• [Brief]
How many of the lines below contain "трудовой"? Answer with that number alone.

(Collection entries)

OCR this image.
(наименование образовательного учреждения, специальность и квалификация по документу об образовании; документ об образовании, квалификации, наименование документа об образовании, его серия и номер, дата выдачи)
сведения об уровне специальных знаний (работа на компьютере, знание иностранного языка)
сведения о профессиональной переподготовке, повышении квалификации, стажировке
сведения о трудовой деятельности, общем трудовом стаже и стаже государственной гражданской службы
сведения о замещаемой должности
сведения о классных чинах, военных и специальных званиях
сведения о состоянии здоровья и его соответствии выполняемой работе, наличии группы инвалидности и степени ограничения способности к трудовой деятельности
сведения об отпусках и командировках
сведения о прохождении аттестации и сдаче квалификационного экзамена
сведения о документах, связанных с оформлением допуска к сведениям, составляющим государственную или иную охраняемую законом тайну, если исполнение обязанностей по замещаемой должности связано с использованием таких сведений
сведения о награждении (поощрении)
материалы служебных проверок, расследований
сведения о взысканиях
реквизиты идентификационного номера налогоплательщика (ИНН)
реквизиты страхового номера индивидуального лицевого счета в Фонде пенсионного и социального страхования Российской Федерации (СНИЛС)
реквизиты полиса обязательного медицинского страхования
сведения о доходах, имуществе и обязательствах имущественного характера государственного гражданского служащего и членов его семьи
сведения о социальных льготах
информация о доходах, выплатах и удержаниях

--

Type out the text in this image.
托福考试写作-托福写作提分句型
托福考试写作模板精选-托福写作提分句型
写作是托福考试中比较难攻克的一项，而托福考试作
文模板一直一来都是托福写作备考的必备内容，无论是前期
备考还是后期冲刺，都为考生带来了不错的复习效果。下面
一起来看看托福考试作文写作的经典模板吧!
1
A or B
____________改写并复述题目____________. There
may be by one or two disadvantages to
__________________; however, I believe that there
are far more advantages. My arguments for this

* * *

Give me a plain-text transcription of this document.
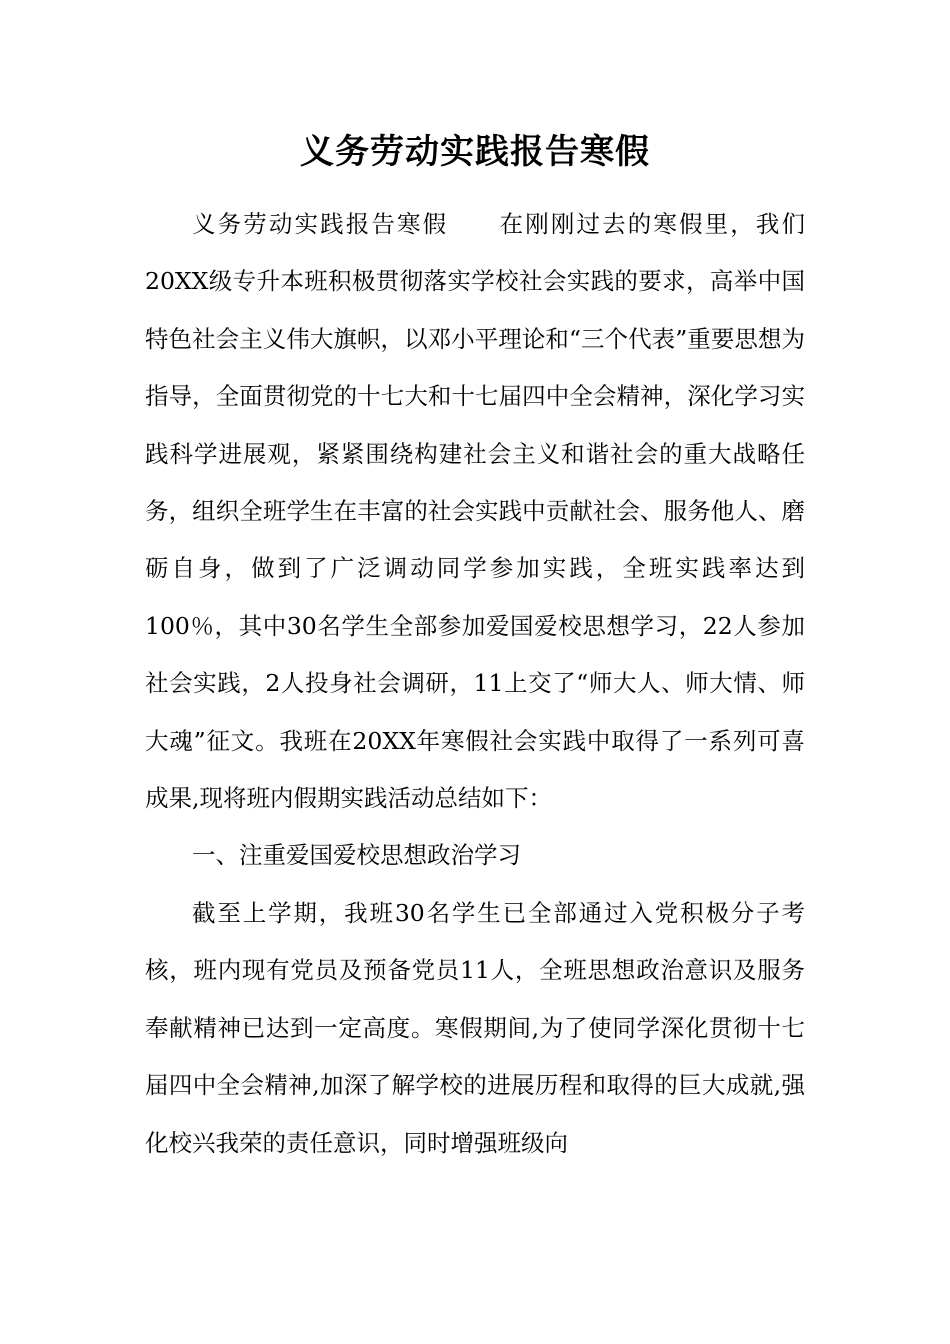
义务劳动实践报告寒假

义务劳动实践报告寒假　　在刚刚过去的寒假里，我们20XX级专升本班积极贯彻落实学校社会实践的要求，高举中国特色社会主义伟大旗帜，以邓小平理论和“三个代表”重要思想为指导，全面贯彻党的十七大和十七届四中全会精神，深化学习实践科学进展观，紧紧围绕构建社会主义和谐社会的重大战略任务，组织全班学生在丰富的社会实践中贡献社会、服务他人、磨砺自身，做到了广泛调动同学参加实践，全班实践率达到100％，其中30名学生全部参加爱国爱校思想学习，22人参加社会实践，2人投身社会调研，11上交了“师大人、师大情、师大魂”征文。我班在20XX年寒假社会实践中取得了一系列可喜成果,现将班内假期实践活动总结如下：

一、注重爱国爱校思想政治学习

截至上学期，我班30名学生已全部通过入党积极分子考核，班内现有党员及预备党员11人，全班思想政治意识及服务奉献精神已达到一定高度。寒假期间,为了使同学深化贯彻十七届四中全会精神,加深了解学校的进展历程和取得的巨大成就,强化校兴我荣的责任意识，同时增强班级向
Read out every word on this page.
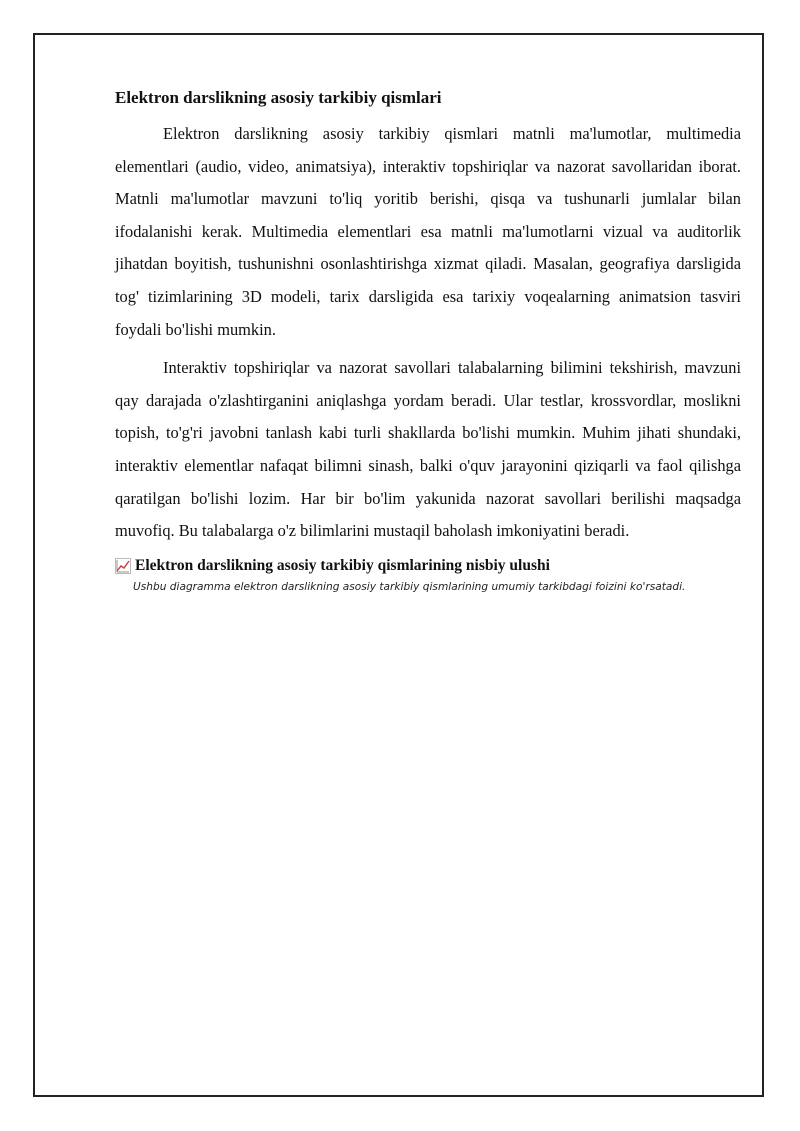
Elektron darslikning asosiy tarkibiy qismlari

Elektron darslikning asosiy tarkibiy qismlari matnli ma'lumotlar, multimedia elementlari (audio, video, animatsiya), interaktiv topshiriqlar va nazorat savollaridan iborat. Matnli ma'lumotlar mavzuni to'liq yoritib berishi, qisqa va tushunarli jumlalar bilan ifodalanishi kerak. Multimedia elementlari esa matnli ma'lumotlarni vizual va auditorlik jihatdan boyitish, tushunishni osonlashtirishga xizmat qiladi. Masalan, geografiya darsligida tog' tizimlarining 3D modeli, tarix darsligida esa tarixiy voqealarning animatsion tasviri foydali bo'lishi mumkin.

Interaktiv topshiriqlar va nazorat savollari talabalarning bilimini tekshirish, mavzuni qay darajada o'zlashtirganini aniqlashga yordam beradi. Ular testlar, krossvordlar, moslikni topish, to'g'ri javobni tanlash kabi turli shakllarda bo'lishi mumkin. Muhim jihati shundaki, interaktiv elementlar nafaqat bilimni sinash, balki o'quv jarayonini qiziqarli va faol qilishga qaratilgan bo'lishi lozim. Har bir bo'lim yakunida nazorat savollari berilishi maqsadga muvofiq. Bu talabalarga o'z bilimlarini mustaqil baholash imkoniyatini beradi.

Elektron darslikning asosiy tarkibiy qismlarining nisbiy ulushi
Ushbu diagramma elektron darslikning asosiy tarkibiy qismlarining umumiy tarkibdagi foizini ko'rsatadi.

• [Exercise result]
2